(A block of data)
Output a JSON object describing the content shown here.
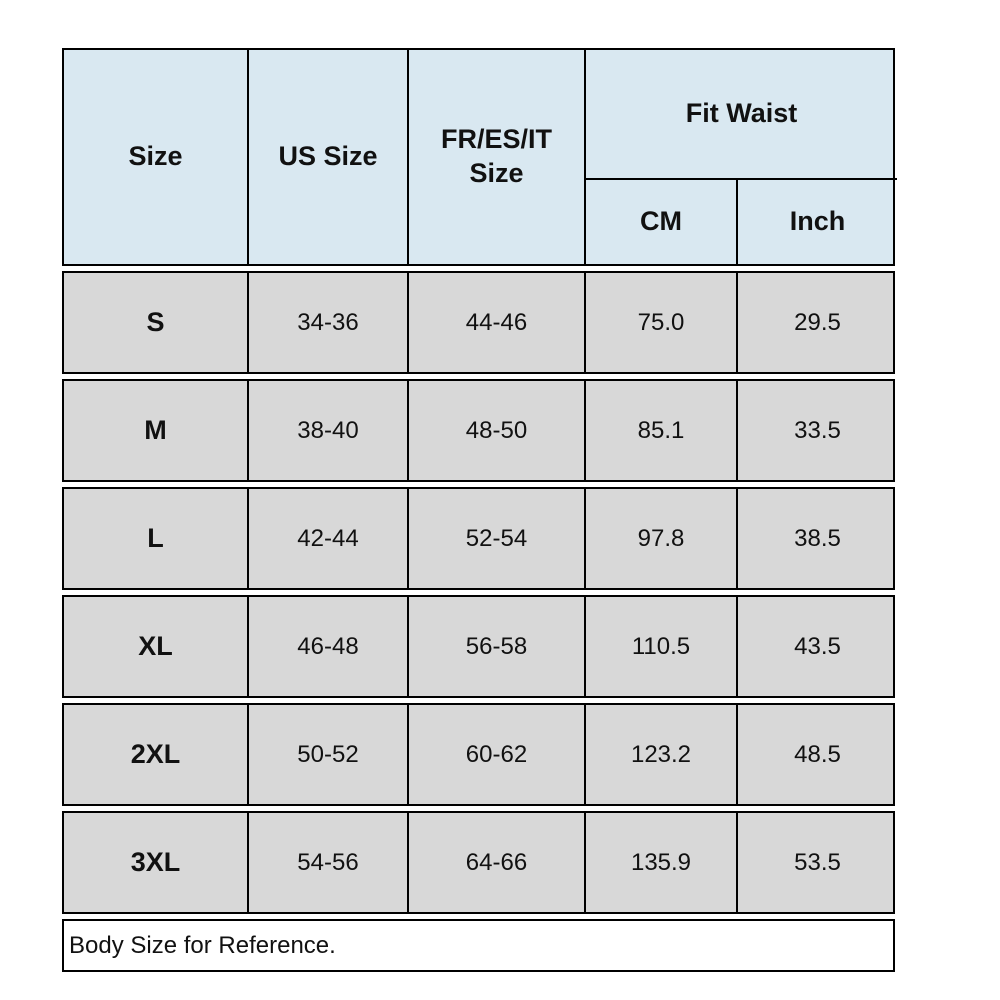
{
  "colors": {
    "header_bg": "#d9e8f1",
    "row_bg": "#d8d8d8",
    "border": "#000000",
    "page_bg": "#ffffff"
  },
  "header": {
    "size": "Size",
    "us_size": "US Size",
    "fr_es_it_size": "FR/ES/IT Size",
    "fit_waist": "Fit Waist",
    "cm": "CM",
    "inch": "Inch"
  },
  "rows": [
    {
      "size": "S",
      "us": "34-36",
      "fr": "44-46",
      "cm": "75.0",
      "inch": "29.5"
    },
    {
      "size": "M",
      "us": "38-40",
      "fr": "48-50",
      "cm": "85.1",
      "inch": "33.5"
    },
    {
      "size": "L",
      "us": "42-44",
      "fr": "52-54",
      "cm": "97.8",
      "inch": "38.5"
    },
    {
      "size": "XL",
      "us": "46-48",
      "fr": "56-58",
      "cm": "110.5",
      "inch": "43.5"
    },
    {
      "size": "2XL",
      "us": "50-52",
      "fr": "60-62",
      "cm": "123.2",
      "inch": "48.5"
    },
    {
      "size": "3XL",
      "us": "54-56",
      "fr": "64-66",
      "cm": "135.9",
      "inch": "53.5"
    }
  ],
  "footer": {
    "note": "Body Size for Reference."
  },
  "chart_data": {
    "type": "table",
    "columns": [
      "Size",
      "US Size",
      "FR/ES/IT Size",
      "Fit Waist CM",
      "Fit Waist Inch"
    ],
    "rows": [
      [
        "S",
        "34-36",
        "44-46",
        75.0,
        29.5
      ],
      [
        "M",
        "38-40",
        "48-50",
        85.1,
        33.5
      ],
      [
        "L",
        "42-44",
        "52-54",
        97.8,
        38.5
      ],
      [
        "XL",
        "46-48",
        "56-58",
        110.5,
        43.5
      ],
      [
        "2XL",
        "50-52",
        "60-62",
        123.2,
        48.5
      ],
      [
        "3XL",
        "54-56",
        "64-66",
        135.9,
        53.5
      ]
    ],
    "note": "Body Size for Reference.",
    "layout": {
      "header_spans": {
        "Fit Waist": [
          "CM",
          "Inch"
        ]
      },
      "grid": "on"
    }
  }
}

● **Task requirements**:
State the number of lines in these entries that include the string "Waist". Provide nothing beyond that number.

● **In response**:
4